__PROBLEM DESCRIPTION__: Transcribe the data that follows precisely, omitting nothing.

---------- INFORMATION SUPPLIED ----------

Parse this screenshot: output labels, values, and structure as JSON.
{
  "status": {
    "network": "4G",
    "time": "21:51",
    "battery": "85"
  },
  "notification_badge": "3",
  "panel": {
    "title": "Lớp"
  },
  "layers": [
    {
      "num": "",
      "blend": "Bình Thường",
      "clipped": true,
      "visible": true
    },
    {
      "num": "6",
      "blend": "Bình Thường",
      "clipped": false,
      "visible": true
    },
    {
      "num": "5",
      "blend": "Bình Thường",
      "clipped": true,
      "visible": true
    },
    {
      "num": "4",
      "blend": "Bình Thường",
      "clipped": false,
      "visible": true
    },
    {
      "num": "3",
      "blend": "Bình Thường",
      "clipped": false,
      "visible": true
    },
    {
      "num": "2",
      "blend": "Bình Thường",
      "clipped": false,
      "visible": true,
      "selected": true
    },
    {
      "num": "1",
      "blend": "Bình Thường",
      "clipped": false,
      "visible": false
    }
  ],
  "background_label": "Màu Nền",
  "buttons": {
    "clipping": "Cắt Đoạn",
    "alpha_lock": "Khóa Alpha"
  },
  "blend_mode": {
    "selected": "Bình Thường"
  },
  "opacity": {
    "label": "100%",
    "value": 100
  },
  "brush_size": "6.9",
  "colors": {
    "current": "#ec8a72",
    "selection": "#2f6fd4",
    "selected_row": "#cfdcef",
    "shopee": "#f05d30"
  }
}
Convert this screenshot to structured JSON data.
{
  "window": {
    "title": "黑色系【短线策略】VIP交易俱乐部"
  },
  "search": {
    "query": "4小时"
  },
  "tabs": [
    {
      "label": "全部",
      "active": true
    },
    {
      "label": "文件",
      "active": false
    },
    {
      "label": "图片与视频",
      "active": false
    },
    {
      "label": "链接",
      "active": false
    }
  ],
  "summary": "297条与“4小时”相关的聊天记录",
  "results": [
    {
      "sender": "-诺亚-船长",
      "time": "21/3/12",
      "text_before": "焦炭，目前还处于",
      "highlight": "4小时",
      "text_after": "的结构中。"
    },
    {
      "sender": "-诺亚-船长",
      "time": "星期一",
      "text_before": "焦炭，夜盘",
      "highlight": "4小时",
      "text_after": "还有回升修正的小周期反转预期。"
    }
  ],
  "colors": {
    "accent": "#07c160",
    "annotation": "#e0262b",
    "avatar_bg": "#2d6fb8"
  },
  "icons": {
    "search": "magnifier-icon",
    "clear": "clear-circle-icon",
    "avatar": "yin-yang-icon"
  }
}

----------

__FULL ANSWER__:
Parse this screenshot: output labels, values, and structure as JSON.
{
  "status": {
    "network": "4G",
    "time": "21:51",
    "battery": "85"
  },
  "notification_badge": "3",
  "panel": {
    "title": "Lớp"
  },
  "layers": [
    {
      "num": "",
      "blend": "Bình Thường",
      "clipped": true,
      "visible": true
    },
    {
      "num": "6",
      "blend": "Bình Thường",
      "clipped": false,
      "visible": true
    },
    {
      "num": "5",
      "blend": "Bình Thường",
      "clipped": true,
      "visible": true
    },
    {
      "num": "4",
      "blend": "Bình Thường",
      "clipped": false,
      "visible": true
    },
    {
      "num": "3",
      "blend": "Bình Thường",
      "clipped": false,
      "visible": true
    },
    {
      "num": "2",
      "blend": "Bình Thường",
      "clipped": false,
      "visible": true,
      "selected": true
    },
    {
      "num": "1",
      "blend": "Bình Thường",
      "clipped": false,
      "visible": false
    }
  ],
  "background_label": "Màu Nền",
  "buttons": {
    "clipping": "Cắt Đoạn",
    "alpha_lock": "Khóa Alpha"
  },
  "blend_mode": {
    "selected": "Bình Thường"
  },
  "opacity": {
    "label": "100%",
    "value": 100
  },
  "brush_size": "6.9",
  "colors": {
    "current": "#ec8a72",
    "selection": "#2f6fd4",
    "selected_row": "#cfdcef",
    "shopee": "#f05d30"
  }
}
Convert this screenshot to structured JSON data.
{
  "window": {
    "title": "黑色系【短线策略】VIP交易俱乐部"
  },
  "search": {
    "query": "4小时"
  },
  "tabs": [
    {
      "label": "全部",
      "active": true
    },
    {
      "label": "文件",
      "active": false
    },
    {
      "label": "图片与视频",
      "active": false
    },
    {
      "label": "链接",
      "active": false
    }
  ],
  "summary": "297条与“4小时”相关的聊天记录",
  "results": [
    {
      "sender": "-诺亚-船长",
      "time": "21/3/12",
      "text_before": "焦炭，目前还处于",
      "highlight": "4小时",
      "text_after": "的结构中。"
    },
    {
      "sender": "-诺亚-船长",
      "time": "星期一",
      "text_before": "焦炭，夜盘",
      "highlight": "4小时",
      "text_after": "还有回升修正的小周期反转预期。"
    }
  ],
  "colors": {
    "accent": "#07c160",
    "annotation": "#e0262b",
    "avatar_bg": "#2d6fb8"
  },
  "icons": {
    "search": "magnifier-icon",
    "clear": "clear-circle-icon",
    "avatar": "yin-yang-icon"
  }
}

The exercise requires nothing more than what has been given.